>> start

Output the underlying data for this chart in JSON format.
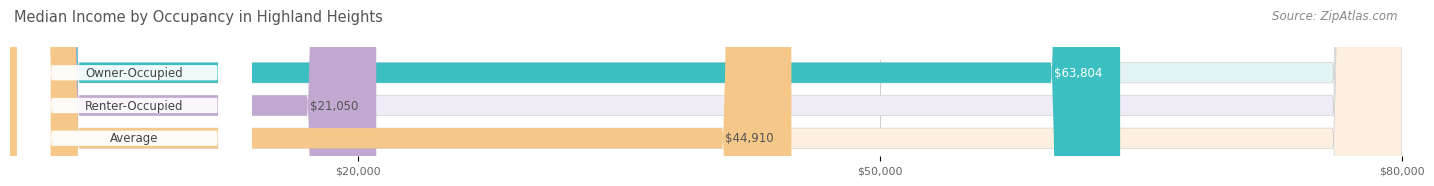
{
  "title": "Median Income by Occupancy in Highland Heights",
  "source": "Source: ZipAtlas.com",
  "categories": [
    "Owner-Occupied",
    "Renter-Occupied",
    "Average"
  ],
  "values": [
    63804,
    21050,
    44910
  ],
  "labels": [
    "$63,804",
    "$21,050",
    "$44,910"
  ],
  "bar_colors": [
    "#3bbfc0",
    "#c0a8d0",
    "#f5c88a"
  ],
  "bar_bg_colors": [
    "#e4f4f4",
    "#f0ecf5",
    "#fdf0e0"
  ],
  "value_text_colors": [
    "#ffffff",
    "#555555",
    "#555555"
  ],
  "xlim": [
    0,
    80000
  ],
  "xticks": [
    20000,
    50000,
    80000
  ],
  "xtick_labels": [
    "$20,000",
    "$50,000",
    "$80,000"
  ],
  "title_fontsize": 10.5,
  "source_fontsize": 8.5,
  "cat_label_fontsize": 8.5,
  "value_fontsize": 8.5,
  "background_color": "#ffffff",
  "bar_gap_color": "#e8e8e8"
}
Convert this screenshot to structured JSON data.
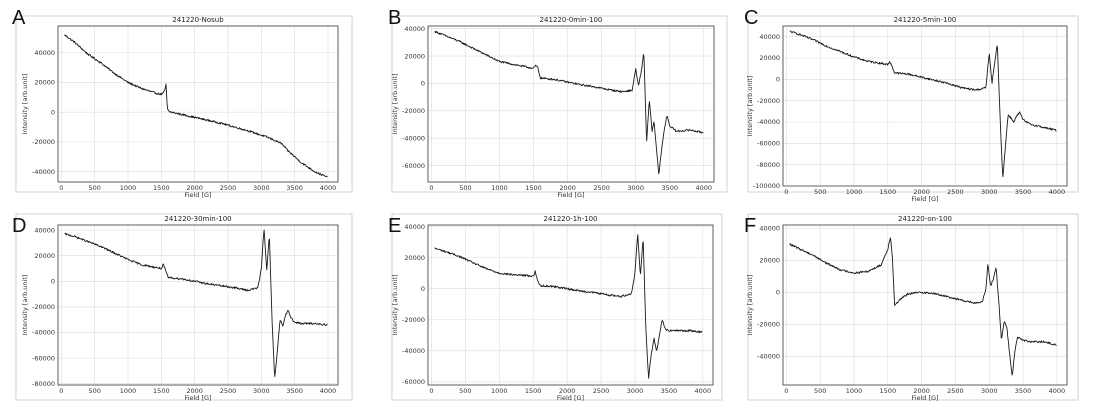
{
  "chart_data": [
    {
      "letter": "A",
      "type": "line",
      "title": "241220-Nosub",
      "xlabel": "Field [G]",
      "ylabel": "Intensity [arb.unit]",
      "xlim": [
        -50,
        4150
      ],
      "ylim": [
        -47000,
        58000
      ],
      "xticks": [
        0,
        500,
        1000,
        1500,
        2000,
        2500,
        3000,
        3500,
        4000
      ],
      "yticks": [
        -40000,
        -20000,
        0,
        20000,
        40000
      ],
      "grid": true,
      "series": [
        {
          "x": [
            50,
            200,
            400,
            600,
            800,
            1000,
            1200,
            1400,
            1500,
            1550,
            1570,
            1590,
            1620,
            1800,
            2000,
            2200,
            2400,
            2600,
            2800,
            3000,
            3100,
            3200,
            3300,
            3400,
            3600,
            3800,
            4000
          ],
          "y": [
            52000,
            47000,
            39000,
            33000,
            26000,
            20000,
            16000,
            13000,
            12000,
            14000,
            19000,
            2000,
            300,
            -1500,
            -3500,
            -5500,
            -7500,
            -10000,
            -12500,
            -15500,
            -17000,
            -19000,
            -21000,
            -26000,
            -34000,
            -40000,
            -44000
          ]
        }
      ]
    },
    {
      "letter": "B",
      "type": "line",
      "title": "241220-0min-100",
      "xlabel": "Field [G]",
      "ylabel": "Intensity [arb.unit]",
      "xlim": [
        -50,
        4150
      ],
      "ylim": [
        -72000,
        42000
      ],
      "xticks": [
        0,
        500,
        1000,
        1500,
        2000,
        2500,
        3000,
        3500,
        4000
      ],
      "yticks": [
        -60000,
        -40000,
        -20000,
        0,
        20000,
        40000
      ],
      "grid": true,
      "series": [
        {
          "x": [
            50,
            200,
            400,
            600,
            800,
            1000,
            1200,
            1400,
            1500,
            1530,
            1560,
            1600,
            1800,
            2000,
            2200,
            2400,
            2600,
            2800,
            2950,
            3000,
            3040,
            3080,
            3120,
            3160,
            3200,
            3240,
            3270,
            3300,
            3340,
            3380,
            3420,
            3460,
            3500,
            3600,
            3800,
            4000
          ],
          "y": [
            38000,
            35000,
            31000,
            26000,
            21000,
            16000,
            14000,
            12000,
            11000,
            13000,
            12000,
            4000,
            3000,
            1000,
            -1000,
            -2500,
            -4500,
            -6000,
            -5000,
            11000,
            -2000,
            8000,
            23000,
            -43000,
            -12000,
            -35000,
            -28000,
            -45000,
            -67000,
            -48000,
            -34000,
            -23000,
            -31000,
            -35000,
            -34000,
            -36000
          ]
        }
      ]
    },
    {
      "letter": "C",
      "type": "line",
      "title": "241220-5min-100",
      "xlabel": "Field [G]",
      "ylabel": "Intensity [arb.unit]",
      "xlim": [
        -50,
        4150
      ],
      "ylim": [
        -100000,
        50000
      ],
      "xticks": [
        0,
        500,
        1000,
        1500,
        2000,
        2500,
        3000,
        3500,
        4000
      ],
      "yticks": [
        -100000,
        -80000,
        -60000,
        -40000,
        -20000,
        0,
        20000,
        40000
      ],
      "grid": true,
      "series": [
        {
          "x": [
            50,
            200,
            400,
            600,
            800,
            1000,
            1200,
            1400,
            1500,
            1530,
            1560,
            1600,
            1800,
            2000,
            2200,
            2400,
            2600,
            2800,
            2950,
            3000,
            3040,
            3080,
            3120,
            3160,
            3200,
            3240,
            3280,
            3320,
            3360,
            3400,
            3450,
            3500,
            3600,
            3800,
            4000
          ],
          "y": [
            45000,
            42000,
            37000,
            31000,
            26000,
            21000,
            17000,
            15000,
            14000,
            16000,
            13000,
            6000,
            5000,
            2000,
            -1000,
            -4000,
            -8000,
            -10000,
            -8000,
            25000,
            -4000,
            15000,
            33000,
            -35000,
            -93000,
            -62000,
            -33000,
            -36000,
            -40000,
            -35000,
            -31000,
            -38000,
            -42000,
            -45000,
            -48000
          ]
        }
      ]
    },
    {
      "letter": "D",
      "type": "line",
      "title": "241220-30min-100",
      "xlabel": "Field [G]",
      "ylabel": "Intensity [arb.unit]",
      "xlim": [
        -50,
        4150
      ],
      "ylim": [
        -81000,
        44000
      ],
      "xticks": [
        0,
        500,
        1000,
        1500,
        2000,
        2500,
        3000,
        3500,
        4000
      ],
      "yticks": [
        -80000,
        -60000,
        -40000,
        -20000,
        0,
        20000,
        40000
      ],
      "grid": true,
      "series": [
        {
          "x": [
            50,
            200,
            400,
            600,
            800,
            1000,
            1200,
            1400,
            1500,
            1530,
            1560,
            1600,
            1800,
            2000,
            2200,
            2400,
            2600,
            2800,
            2950,
            3000,
            3040,
            3080,
            3120,
            3160,
            3200,
            3240,
            3280,
            3320,
            3360,
            3400,
            3450,
            3500,
            3600,
            3800,
            4000
          ],
          "y": [
            37000,
            35000,
            31000,
            27000,
            22000,
            17000,
            13000,
            11000,
            10000,
            13000,
            9000,
            3000,
            2000,
            0,
            -2000,
            -3500,
            -5000,
            -7000,
            -5000,
            10000,
            42000,
            8000,
            37000,
            -30000,
            -76000,
            -55000,
            -30000,
            -35000,
            -27000,
            -22000,
            -29000,
            -32000,
            -33000,
            -33000,
            -34000
          ]
        }
      ]
    },
    {
      "letter": "E",
      "type": "line",
      "title": "241220-1h-100",
      "xlabel": "Field [G]",
      "ylabel": "Intensity [arb.unit]",
      "xlim": [
        -50,
        4150
      ],
      "ylim": [
        -62000,
        41000
      ],
      "xticks": [
        0,
        500,
        1000,
        1500,
        2000,
        2500,
        3000,
        3500,
        4000
      ],
      "yticks": [
        -60000,
        -40000,
        -20000,
        0,
        20000,
        40000
      ],
      "grid": true,
      "series": [
        {
          "x": [
            50,
            200,
            400,
            600,
            800,
            1000,
            1200,
            1400,
            1500,
            1530,
            1560,
            1600,
            1800,
            2000,
            2200,
            2400,
            2600,
            2800,
            2950,
            3000,
            3040,
            3080,
            3120,
            3160,
            3200,
            3240,
            3280,
            3320,
            3360,
            3400,
            3450,
            3500,
            3600,
            3800,
            4000
          ],
          "y": [
            26000,
            24000,
            21000,
            17000,
            13000,
            10000,
            9000,
            8500,
            8000,
            11000,
            6000,
            2000,
            1500,
            0,
            -1500,
            -2500,
            -4000,
            -5000,
            -3000,
            10000,
            36000,
            8000,
            33000,
            -25000,
            -58000,
            -42000,
            -32000,
            -40000,
            -30000,
            -20000,
            -26000,
            -27000,
            -27000,
            -27000,
            -28000
          ]
        }
      ]
    },
    {
      "letter": "F",
      "type": "line",
      "title": "241220-on-100",
      "xlabel": "Field [G]",
      "ylabel": "Intensity [arb.unit]",
      "xlim": [
        -50,
        4150
      ],
      "ylim": [
        -58000,
        42000
      ],
      "xticks": [
        0,
        500,
        1000,
        1500,
        2000,
        2500,
        3000,
        3500,
        4000
      ],
      "yticks": [
        -40000,
        -20000,
        0,
        20000,
        40000
      ],
      "grid": true,
      "series": [
        {
          "x": [
            50,
            200,
            400,
            600,
            800,
            1000,
            1200,
            1400,
            1500,
            1540,
            1570,
            1600,
            1700,
            1800,
            2000,
            2200,
            2400,
            2600,
            2800,
            2900,
            2950,
            2980,
            3020,
            3060,
            3100,
            3140,
            3180,
            3220,
            3260,
            3300,
            3340,
            3380,
            3420,
            3500,
            3600,
            3800,
            4000
          ],
          "y": [
            30000,
            27000,
            23000,
            18000,
            14000,
            12000,
            13000,
            17000,
            27000,
            35000,
            20000,
            -8000,
            -4000,
            -1000,
            0,
            -1000,
            -3000,
            -5000,
            -7000,
            -6000,
            2000,
            18000,
            4000,
            8000,
            16000,
            -5000,
            -30000,
            -18000,
            -22000,
            -38000,
            -53000,
            -36000,
            -28000,
            -30000,
            -31000,
            -31000,
            -33000
          ]
        }
      ]
    }
  ]
}
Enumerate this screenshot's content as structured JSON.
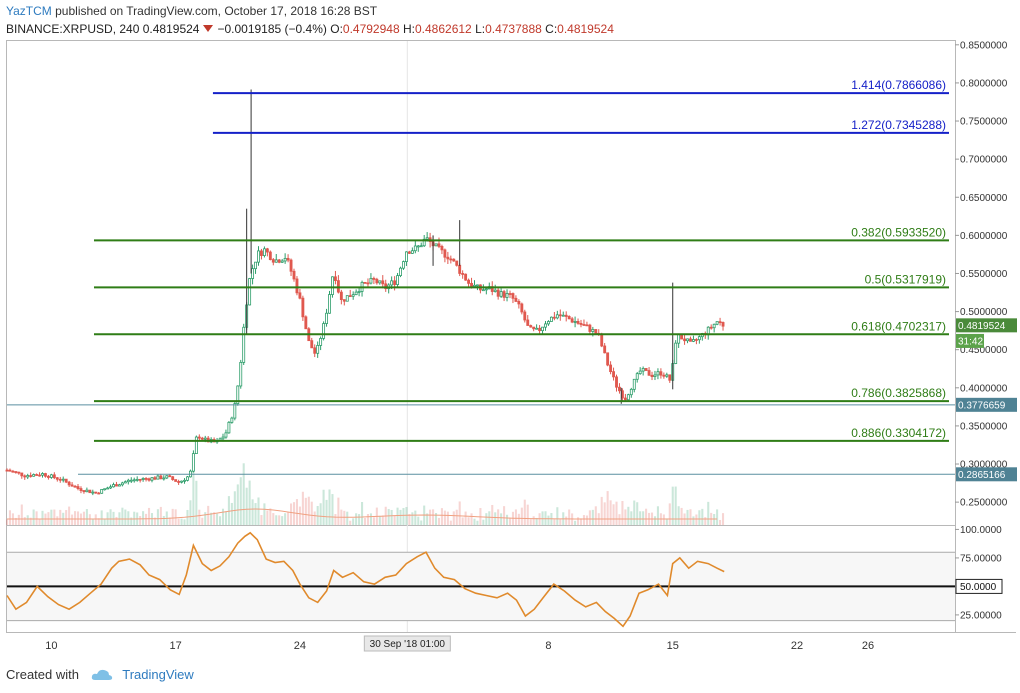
{
  "header": {
    "author": "YazTCM",
    "published": "published on TradingView.com, October 17, 2018 16:28 BST",
    "symbol": "BINANCE:XRPUSD, 240",
    "last": "0.4819524",
    "change": "−0.0019185 (−0.4%)",
    "o_label": "O:",
    "o": "0.4792948",
    "h_label": "H:",
    "h": "0.4862612",
    "l_label": "L:",
    "l": "0.4737888",
    "c_label": "C:",
    "c": "0.4819524"
  },
  "footer": {
    "created_with": "Created with",
    "brand": "TradingView"
  },
  "colors": {
    "up": "#2e9e6b",
    "down": "#e0584f",
    "rsi": "#e08a2c",
    "fib_green": "#2f7d16",
    "fib_blue": "#1420c8"
  },
  "chart_data": {
    "type": "candlestick",
    "symbol": "BINANCE:XRPUSD",
    "interval": "240",
    "ylim": [
      0.22,
      0.855
    ],
    "price_ticks": [
      "0.8500000",
      "0.8000000",
      "0.7500000",
      "0.7000000",
      "0.6500000",
      "0.6000000",
      "0.5500000",
      "0.5000000",
      "0.4500000",
      "0.4000000",
      "0.3500000",
      "0.3000000",
      "0.2500000"
    ],
    "x_ticks": [
      "10",
      "17",
      "24",
      "8",
      "15",
      "22",
      "26"
    ],
    "x_tick_values": [
      10,
      17,
      24,
      38,
      45,
      52,
      56
    ],
    "cursor_label": "30 Sep '18  01:00",
    "fib_levels": [
      {
        "label": "1.414(0.7866086)",
        "value": 0.7866086,
        "color": "blue"
      },
      {
        "label": "1.272(0.7345288)",
        "value": 0.7345288,
        "color": "blue"
      },
      {
        "label": "0.382(0.5933520)",
        "value": 0.593352,
        "color": "green"
      },
      {
        "label": "0.5(0.5317919)",
        "value": 0.5317919,
        "color": "green"
      },
      {
        "label": "0.618(0.4702317)",
        "value": 0.4702317,
        "color": "green"
      },
      {
        "label": "0.786(0.3825868)",
        "value": 0.3825868,
        "color": "green"
      },
      {
        "label": "0.886(0.3304172)",
        "value": 0.3304172,
        "color": "green"
      }
    ],
    "price_markers": [
      {
        "label": "0.4819524",
        "value": 0.4819524,
        "style": "green"
      },
      {
        "label": "31:42",
        "value": 0.4615,
        "style": "green-small"
      },
      {
        "label": "0.3776659",
        "value": 0.3776659,
        "style": "teal"
      },
      {
        "label": "0.2865166",
        "value": 0.2865166,
        "style": "teal"
      }
    ],
    "close_path": [
      [
        7.5,
        0.292
      ],
      [
        8.5,
        0.285
      ],
      [
        9.5,
        0.287
      ],
      [
        10.5,
        0.28
      ],
      [
        11.5,
        0.268
      ],
      [
        12.5,
        0.262
      ],
      [
        13.5,
        0.272
      ],
      [
        14.5,
        0.279
      ],
      [
        15.5,
        0.281
      ],
      [
        16.5,
        0.283
      ],
      [
        17.2,
        0.276
      ],
      [
        17.8,
        0.285
      ],
      [
        18.2,
        0.338
      ],
      [
        18.7,
        0.331
      ],
      [
        19.3,
        0.328
      ],
      [
        19.8,
        0.339
      ],
      [
        20.3,
        0.372
      ],
      [
        20.6,
        0.418
      ],
      [
        20.9,
        0.496
      ],
      [
        21.2,
        0.548
      ],
      [
        21.6,
        0.575
      ],
      [
        22.0,
        0.581
      ],
      [
        22.6,
        0.567
      ],
      [
        23.2,
        0.572
      ],
      [
        23.6,
        0.547
      ],
      [
        24.0,
        0.515
      ],
      [
        24.5,
        0.46
      ],
      [
        24.9,
        0.443
      ],
      [
        25.4,
        0.487
      ],
      [
        25.9,
        0.556
      ],
      [
        26.3,
        0.514
      ],
      [
        26.9,
        0.523
      ],
      [
        27.5,
        0.534
      ],
      [
        28.2,
        0.541
      ],
      [
        28.8,
        0.531
      ],
      [
        29.4,
        0.541
      ],
      [
        30.0,
        0.58
      ],
      [
        30.6,
        0.583
      ],
      [
        31.1,
        0.596
      ],
      [
        31.8,
        0.581
      ],
      [
        32.4,
        0.572
      ],
      [
        32.9,
        0.557
      ],
      [
        33.5,
        0.538
      ],
      [
        34.1,
        0.529
      ],
      [
        34.7,
        0.53
      ],
      [
        35.3,
        0.523
      ],
      [
        35.9,
        0.52
      ],
      [
        36.4,
        0.504
      ],
      [
        36.9,
        0.476
      ],
      [
        37.4,
        0.474
      ],
      [
        37.9,
        0.488
      ],
      [
        38.5,
        0.496
      ],
      [
        39.0,
        0.492
      ],
      [
        39.6,
        0.486
      ],
      [
        40.2,
        0.479
      ],
      [
        40.8,
        0.47
      ],
      [
        41.3,
        0.433
      ],
      [
        41.8,
        0.404
      ],
      [
        42.3,
        0.385
      ],
      [
        42.7,
        0.403
      ],
      [
        43.2,
        0.423
      ],
      [
        43.8,
        0.417
      ],
      [
        44.4,
        0.42
      ],
      [
        44.9,
        0.409
      ],
      [
        45.2,
        0.468
      ],
      [
        45.6,
        0.465
      ],
      [
        46.0,
        0.457
      ],
      [
        46.5,
        0.466
      ],
      [
        47.0,
        0.476
      ],
      [
        47.5,
        0.487
      ],
      [
        47.9,
        0.482
      ]
    ],
    "spikes": [
      {
        "x": 21.25,
        "low": 0.55,
        "high": 0.7913
      },
      {
        "x": 21.0,
        "low": 0.47,
        "high": 0.635
      },
      {
        "x": 45.0,
        "low": 0.398,
        "high": 0.538
      },
      {
        "x": 33.0,
        "low": 0.56,
        "high": 0.62
      },
      {
        "x": 31.5,
        "low": 0.56,
        "high": 0.6
      },
      {
        "x": 42.1,
        "low": 0.379,
        "high": 0.4
      }
    ],
    "rsi": {
      "ylim": [
        10,
        103
      ],
      "ticks": [
        "100.0000",
        "75.00000",
        "25.00000"
      ],
      "marker": "50.0000",
      "bands": [
        80,
        50,
        20
      ],
      "path": [
        [
          7.5,
          42
        ],
        [
          8.0,
          30
        ],
        [
          8.6,
          36
        ],
        [
          9.2,
          50
        ],
        [
          9.8,
          41
        ],
        [
          10.4,
          34
        ],
        [
          11.0,
          30
        ],
        [
          11.6,
          36
        ],
        [
          12.2,
          44
        ],
        [
          12.8,
          52
        ],
        [
          13.4,
          66
        ],
        [
          13.8,
          72
        ],
        [
          14.4,
          74
        ],
        [
          15.0,
          69
        ],
        [
          15.5,
          60
        ],
        [
          16.1,
          56
        ],
        [
          16.7,
          47
        ],
        [
          17.2,
          43
        ],
        [
          17.6,
          60
        ],
        [
          18.0,
          86
        ],
        [
          18.5,
          70
        ],
        [
          19.0,
          64
        ],
        [
          19.5,
          68
        ],
        [
          20.0,
          76
        ],
        [
          20.5,
          88
        ],
        [
          20.9,
          94
        ],
        [
          21.2,
          97
        ],
        [
          21.6,
          91
        ],
        [
          22.1,
          74
        ],
        [
          22.6,
          71
        ],
        [
          23.1,
          72
        ],
        [
          23.6,
          64
        ],
        [
          24.0,
          52
        ],
        [
          24.5,
          40
        ],
        [
          25.0,
          36
        ],
        [
          25.5,
          46
        ],
        [
          25.9,
          64
        ],
        [
          26.4,
          58
        ],
        [
          27.0,
          62
        ],
        [
          27.6,
          54
        ],
        [
          28.2,
          52
        ],
        [
          28.8,
          58
        ],
        [
          29.4,
          60
        ],
        [
          30.0,
          70
        ],
        [
          30.6,
          76
        ],
        [
          31.1,
          80
        ],
        [
          31.6,
          66
        ],
        [
          32.1,
          58
        ],
        [
          32.7,
          56
        ],
        [
          33.3,
          48
        ],
        [
          33.9,
          44
        ],
        [
          34.5,
          42
        ],
        [
          35.1,
          40
        ],
        [
          35.7,
          44
        ],
        [
          36.2,
          38
        ],
        [
          36.7,
          24
        ],
        [
          37.2,
          30
        ],
        [
          37.7,
          40
        ],
        [
          38.3,
          52
        ],
        [
          38.9,
          46
        ],
        [
          39.5,
          38
        ],
        [
          40.1,
          32
        ],
        [
          40.7,
          36
        ],
        [
          41.2,
          28
        ],
        [
          41.7,
          22
        ],
        [
          42.2,
          15
        ],
        [
          42.6,
          24
        ],
        [
          43.1,
          44
        ],
        [
          43.6,
          47
        ],
        [
          44.2,
          52
        ],
        [
          44.7,
          42
        ],
        [
          45.0,
          70
        ],
        [
          45.4,
          75
        ],
        [
          45.9,
          66
        ],
        [
          46.4,
          72
        ],
        [
          47.0,
          70
        ],
        [
          47.5,
          66
        ],
        [
          47.9,
          63
        ]
      ]
    }
  }
}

>> end

» **What the exercise asks**
Copy each line above where the string "this" occurs.

» **Written answer**
Output the underlying data for this chart in JSON format.
Convert this screenshot to structured JSON data.
Enumerate this screenshot's content as structured JSON.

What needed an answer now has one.